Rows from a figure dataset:
- - - - - - -
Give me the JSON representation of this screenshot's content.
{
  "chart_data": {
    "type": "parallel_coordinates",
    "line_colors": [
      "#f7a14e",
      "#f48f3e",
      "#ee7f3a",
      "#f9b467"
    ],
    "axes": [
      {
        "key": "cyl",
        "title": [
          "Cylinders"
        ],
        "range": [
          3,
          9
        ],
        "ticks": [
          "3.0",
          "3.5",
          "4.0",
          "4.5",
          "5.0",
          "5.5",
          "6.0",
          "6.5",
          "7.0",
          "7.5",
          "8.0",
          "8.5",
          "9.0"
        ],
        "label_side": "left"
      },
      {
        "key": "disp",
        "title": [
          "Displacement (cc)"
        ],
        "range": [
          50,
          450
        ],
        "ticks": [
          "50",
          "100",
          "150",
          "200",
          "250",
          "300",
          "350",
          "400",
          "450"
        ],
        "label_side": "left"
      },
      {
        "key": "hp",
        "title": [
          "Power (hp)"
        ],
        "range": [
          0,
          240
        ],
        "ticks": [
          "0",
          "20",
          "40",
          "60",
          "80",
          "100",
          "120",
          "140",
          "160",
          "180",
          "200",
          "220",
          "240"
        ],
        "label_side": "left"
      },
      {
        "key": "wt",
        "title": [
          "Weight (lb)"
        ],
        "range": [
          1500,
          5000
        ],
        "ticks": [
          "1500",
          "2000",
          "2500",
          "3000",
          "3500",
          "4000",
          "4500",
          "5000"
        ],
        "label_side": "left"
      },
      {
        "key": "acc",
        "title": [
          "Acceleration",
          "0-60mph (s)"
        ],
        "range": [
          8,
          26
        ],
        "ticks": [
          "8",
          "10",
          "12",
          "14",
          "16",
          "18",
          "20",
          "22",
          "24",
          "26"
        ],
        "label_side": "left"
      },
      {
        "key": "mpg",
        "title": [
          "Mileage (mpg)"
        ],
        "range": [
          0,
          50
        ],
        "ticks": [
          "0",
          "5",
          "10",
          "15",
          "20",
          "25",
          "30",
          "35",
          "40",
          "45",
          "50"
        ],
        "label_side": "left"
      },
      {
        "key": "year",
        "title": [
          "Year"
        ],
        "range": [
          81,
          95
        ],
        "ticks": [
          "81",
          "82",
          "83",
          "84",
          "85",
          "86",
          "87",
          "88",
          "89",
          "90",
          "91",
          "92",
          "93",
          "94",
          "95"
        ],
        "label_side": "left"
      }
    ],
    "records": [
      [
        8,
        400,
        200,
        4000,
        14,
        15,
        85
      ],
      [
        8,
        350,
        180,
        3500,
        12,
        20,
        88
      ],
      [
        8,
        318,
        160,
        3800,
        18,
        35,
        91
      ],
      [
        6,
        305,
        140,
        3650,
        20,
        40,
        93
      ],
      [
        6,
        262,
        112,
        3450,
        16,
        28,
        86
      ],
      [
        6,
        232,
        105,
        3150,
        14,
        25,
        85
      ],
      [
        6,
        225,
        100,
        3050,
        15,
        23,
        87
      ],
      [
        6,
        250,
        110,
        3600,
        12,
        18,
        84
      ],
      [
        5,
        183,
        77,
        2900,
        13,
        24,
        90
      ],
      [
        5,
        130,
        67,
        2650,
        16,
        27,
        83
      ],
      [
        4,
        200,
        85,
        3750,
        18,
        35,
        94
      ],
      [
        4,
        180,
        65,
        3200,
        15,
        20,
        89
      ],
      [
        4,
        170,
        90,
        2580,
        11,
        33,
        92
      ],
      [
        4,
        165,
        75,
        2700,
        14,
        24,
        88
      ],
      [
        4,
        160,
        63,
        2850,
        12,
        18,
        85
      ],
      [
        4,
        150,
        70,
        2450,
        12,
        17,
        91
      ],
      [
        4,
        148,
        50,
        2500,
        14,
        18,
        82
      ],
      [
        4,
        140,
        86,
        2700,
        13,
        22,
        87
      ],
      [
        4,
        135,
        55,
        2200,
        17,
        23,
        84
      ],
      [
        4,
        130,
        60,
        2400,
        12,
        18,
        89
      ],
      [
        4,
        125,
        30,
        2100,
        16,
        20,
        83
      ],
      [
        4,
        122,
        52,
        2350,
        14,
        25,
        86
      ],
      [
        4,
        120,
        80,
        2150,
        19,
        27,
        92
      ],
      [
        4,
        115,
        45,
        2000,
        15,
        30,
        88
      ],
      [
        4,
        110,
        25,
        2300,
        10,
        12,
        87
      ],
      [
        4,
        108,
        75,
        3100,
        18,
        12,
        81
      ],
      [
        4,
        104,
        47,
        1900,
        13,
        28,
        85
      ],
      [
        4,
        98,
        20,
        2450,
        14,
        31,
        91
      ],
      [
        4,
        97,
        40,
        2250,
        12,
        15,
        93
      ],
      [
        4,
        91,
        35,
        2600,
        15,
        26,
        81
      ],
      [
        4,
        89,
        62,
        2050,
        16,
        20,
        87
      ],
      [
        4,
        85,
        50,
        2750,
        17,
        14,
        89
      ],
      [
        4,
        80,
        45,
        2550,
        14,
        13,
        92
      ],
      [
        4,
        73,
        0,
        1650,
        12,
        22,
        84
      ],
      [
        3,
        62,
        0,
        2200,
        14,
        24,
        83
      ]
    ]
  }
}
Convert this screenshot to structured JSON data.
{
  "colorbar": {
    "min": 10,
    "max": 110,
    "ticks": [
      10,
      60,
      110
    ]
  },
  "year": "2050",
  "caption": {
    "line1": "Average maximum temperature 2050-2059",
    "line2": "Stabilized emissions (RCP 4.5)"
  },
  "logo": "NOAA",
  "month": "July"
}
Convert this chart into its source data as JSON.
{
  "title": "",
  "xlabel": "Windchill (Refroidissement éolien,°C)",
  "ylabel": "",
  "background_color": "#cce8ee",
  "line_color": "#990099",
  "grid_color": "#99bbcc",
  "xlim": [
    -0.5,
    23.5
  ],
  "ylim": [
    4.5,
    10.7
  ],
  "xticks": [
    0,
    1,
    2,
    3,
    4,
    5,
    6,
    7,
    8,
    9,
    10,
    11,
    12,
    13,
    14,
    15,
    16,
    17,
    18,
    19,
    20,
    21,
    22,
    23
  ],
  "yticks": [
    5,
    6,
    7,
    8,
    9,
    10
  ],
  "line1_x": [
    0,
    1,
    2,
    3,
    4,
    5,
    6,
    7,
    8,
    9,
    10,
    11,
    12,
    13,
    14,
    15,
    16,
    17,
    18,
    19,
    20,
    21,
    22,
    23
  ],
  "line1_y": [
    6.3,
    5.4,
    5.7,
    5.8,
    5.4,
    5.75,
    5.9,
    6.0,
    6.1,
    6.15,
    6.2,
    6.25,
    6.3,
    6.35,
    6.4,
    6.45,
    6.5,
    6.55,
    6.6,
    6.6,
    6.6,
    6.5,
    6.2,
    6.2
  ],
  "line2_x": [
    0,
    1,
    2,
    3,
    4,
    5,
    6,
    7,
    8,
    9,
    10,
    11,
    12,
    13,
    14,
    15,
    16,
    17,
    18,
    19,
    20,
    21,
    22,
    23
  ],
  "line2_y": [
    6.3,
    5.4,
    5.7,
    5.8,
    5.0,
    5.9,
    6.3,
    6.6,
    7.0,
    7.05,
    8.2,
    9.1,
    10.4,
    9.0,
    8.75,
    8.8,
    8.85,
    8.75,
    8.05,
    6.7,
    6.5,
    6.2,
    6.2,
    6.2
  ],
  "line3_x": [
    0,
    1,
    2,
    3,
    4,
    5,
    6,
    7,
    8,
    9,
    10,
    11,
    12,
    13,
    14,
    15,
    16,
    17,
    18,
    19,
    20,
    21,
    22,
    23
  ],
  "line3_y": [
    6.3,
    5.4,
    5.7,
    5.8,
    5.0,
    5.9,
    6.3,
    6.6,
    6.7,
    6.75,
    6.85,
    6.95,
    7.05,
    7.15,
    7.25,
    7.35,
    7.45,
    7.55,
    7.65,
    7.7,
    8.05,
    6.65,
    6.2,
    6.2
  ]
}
- - - - - - -
• [Written instruction]:
State, as a number only, how many lines in the entries include "this".

• [Completed task]:
3